> [WHAT TO DO]
An exact copy of the records is required, minus the pictures they hold.
*-*-*
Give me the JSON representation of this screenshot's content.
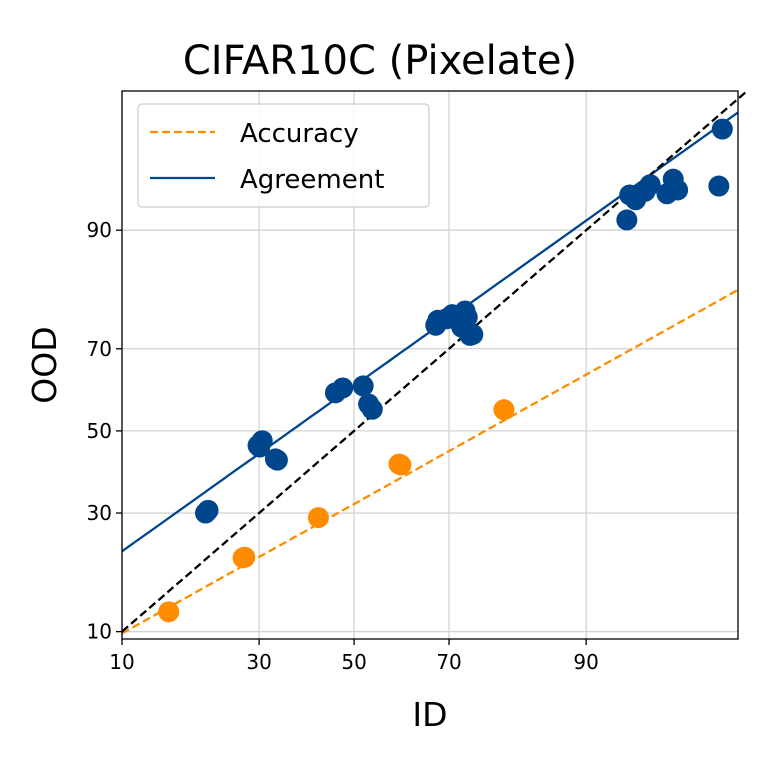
{
  "chart_data": {
    "type": "scatter",
    "title": "CIFAR10C (Pixelate)",
    "xlabel": "ID",
    "ylabel": "OOD",
    "scale": "probit",
    "xticks": [
      10,
      30,
      50,
      70,
      90
    ],
    "yticks": [
      10,
      30,
      50,
      70,
      90
    ],
    "xlim": [
      10,
      98.3
    ],
    "ylim": [
      9.2,
      98.5
    ],
    "grid": true,
    "legend_position": "top-left",
    "legend": [
      {
        "label": "Accuracy",
        "style": "dashed",
        "color": "#ff8c00"
      },
      {
        "label": "Agreement",
        "style": "solid",
        "color": "#00468c"
      }
    ],
    "series": [
      {
        "name": "Accuracy",
        "kind": "points",
        "color": "#ff8c00",
        "points": [
          [
            15.3,
            12.4
          ],
          [
            27.0,
            20.9
          ],
          [
            27.3,
            21.0
          ],
          [
            42.2,
            29.0
          ],
          [
            59.8,
            41.6
          ],
          [
            60.2,
            41.4
          ],
          [
            79.6,
            55.4
          ]
        ]
      },
      {
        "name": "Agreement",
        "kind": "points",
        "color": "#00468c",
        "points": [
          [
            20.6,
            30.0
          ],
          [
            21.0,
            30.6
          ],
          [
            29.8,
            46.3
          ],
          [
            30.6,
            47.5
          ],
          [
            30.1,
            45.9
          ],
          [
            33.6,
            42.6
          ],
          [
            33.2,
            42.9
          ],
          [
            45.9,
            59.6
          ],
          [
            47.5,
            60.8
          ],
          [
            52.0,
            61.3
          ],
          [
            53.2,
            56.8
          ],
          [
            54.0,
            55.5
          ],
          [
            67.4,
            75.0
          ],
          [
            67.8,
            76.0
          ],
          [
            69.5,
            76.3
          ],
          [
            70.6,
            77.1
          ],
          [
            71.3,
            76.8
          ],
          [
            71.9,
            75.7
          ],
          [
            72.4,
            74.6
          ],
          [
            72.7,
            75.2
          ],
          [
            73.0,
            77.8
          ],
          [
            73.4,
            76.6
          ],
          [
            73.9,
            72.9
          ],
          [
            74.4,
            73.1
          ],
          [
            73.3,
            74.1
          ],
          [
            93.4,
            91.1
          ],
          [
            93.6,
            93.4
          ],
          [
            94.0,
            93.0
          ],
          [
            94.6,
            93.7
          ],
          [
            94.9,
            94.2
          ],
          [
            95.8,
            93.5
          ],
          [
            96.1,
            94.6
          ],
          [
            96.3,
            93.8
          ],
          [
            97.9,
            97.3
          ],
          [
            97.8,
            94.1
          ]
        ]
      },
      {
        "name": "Accuracy fit",
        "kind": "line",
        "style": "dashed",
        "color": "#ff8c00",
        "x": [
          10,
          98.3
        ],
        "y": [
          9.8,
          81.6
        ]
      },
      {
        "name": "Agreement fit",
        "kind": "line",
        "style": "solid",
        "color": "#00468c",
        "x": [
          10,
          98.3
        ],
        "y": [
          22.1,
          97.9
        ]
      },
      {
        "name": "y = x",
        "kind": "line",
        "style": "dashed",
        "color": "#000000",
        "x": [
          10,
          98.5
        ],
        "y": [
          10,
          98.5
        ]
      }
    ]
  }
}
*-*-*
> [REPLY]
Give me the JSON representation of this screenshot's content.
{
  "chart_data": {
    "type": "scatter",
    "title": "CIFAR10C (Pixelate)",
    "xlabel": "ID",
    "ylabel": "OOD",
    "scale": "probit",
    "xticks": [
      10,
      30,
      50,
      70,
      90
    ],
    "yticks": [
      10,
      30,
      50,
      70,
      90
    ],
    "xlim": [
      10,
      98.3
    ],
    "ylim": [
      9.2,
      98.5
    ],
    "grid": true,
    "legend_position": "top-left",
    "legend": [
      {
        "label": "Accuracy",
        "style": "dashed",
        "color": "#ff8c00"
      },
      {
        "label": "Agreement",
        "style": "solid",
        "color": "#00468c"
      }
    ],
    "series": [
      {
        "name": "Accuracy",
        "kind": "points",
        "color": "#ff8c00",
        "points": [
          [
            15.3,
            12.4
          ],
          [
            27.0,
            20.9
          ],
          [
            27.3,
            21.0
          ],
          [
            42.2,
            29.0
          ],
          [
            59.8,
            41.6
          ],
          [
            60.2,
            41.4
          ],
          [
            79.6,
            55.4
          ]
        ]
      },
      {
        "name": "Agreement",
        "kind": "points",
        "color": "#00468c",
        "points": [
          [
            20.6,
            30.0
          ],
          [
            21.0,
            30.6
          ],
          [
            29.8,
            46.3
          ],
          [
            30.6,
            47.5
          ],
          [
            30.1,
            45.9
          ],
          [
            33.6,
            42.6
          ],
          [
            33.2,
            42.9
          ],
          [
            45.9,
            59.6
          ],
          [
            47.5,
            60.8
          ],
          [
            52.0,
            61.3
          ],
          [
            53.2,
            56.8
          ],
          [
            54.0,
            55.5
          ],
          [
            67.4,
            75.0
          ],
          [
            67.8,
            76.0
          ],
          [
            69.5,
            76.3
          ],
          [
            70.6,
            77.1
          ],
          [
            71.3,
            76.8
          ],
          [
            71.9,
            75.7
          ],
          [
            72.4,
            74.6
          ],
          [
            72.7,
            75.2
          ],
          [
            73.0,
            77.8
          ],
          [
            73.4,
            76.6
          ],
          [
            73.9,
            72.9
          ],
          [
            74.4,
            73.1
          ],
          [
            73.3,
            74.1
          ],
          [
            93.4,
            91.1
          ],
          [
            93.6,
            93.4
          ],
          [
            94.0,
            93.0
          ],
          [
            94.6,
            93.7
          ],
          [
            94.9,
            94.2
          ],
          [
            95.8,
            93.5
          ],
          [
            96.1,
            94.6
          ],
          [
            96.3,
            93.8
          ],
          [
            97.9,
            97.3
          ],
          [
            97.8,
            94.1
          ]
        ]
      },
      {
        "name": "Accuracy fit",
        "kind": "line",
        "style": "dashed",
        "color": "#ff8c00",
        "x": [
          10,
          98.3
        ],
        "y": [
          9.8,
          81.6
        ]
      },
      {
        "name": "Agreement fit",
        "kind": "line",
        "style": "solid",
        "color": "#00468c",
        "x": [
          10,
          98.3
        ],
        "y": [
          22.1,
          97.9
        ]
      },
      {
        "name": "y = x",
        "kind": "line",
        "style": "dashed",
        "color": "#000000",
        "x": [
          10,
          98.5
        ],
        "y": [
          10,
          98.5
        ]
      }
    ]
  }
}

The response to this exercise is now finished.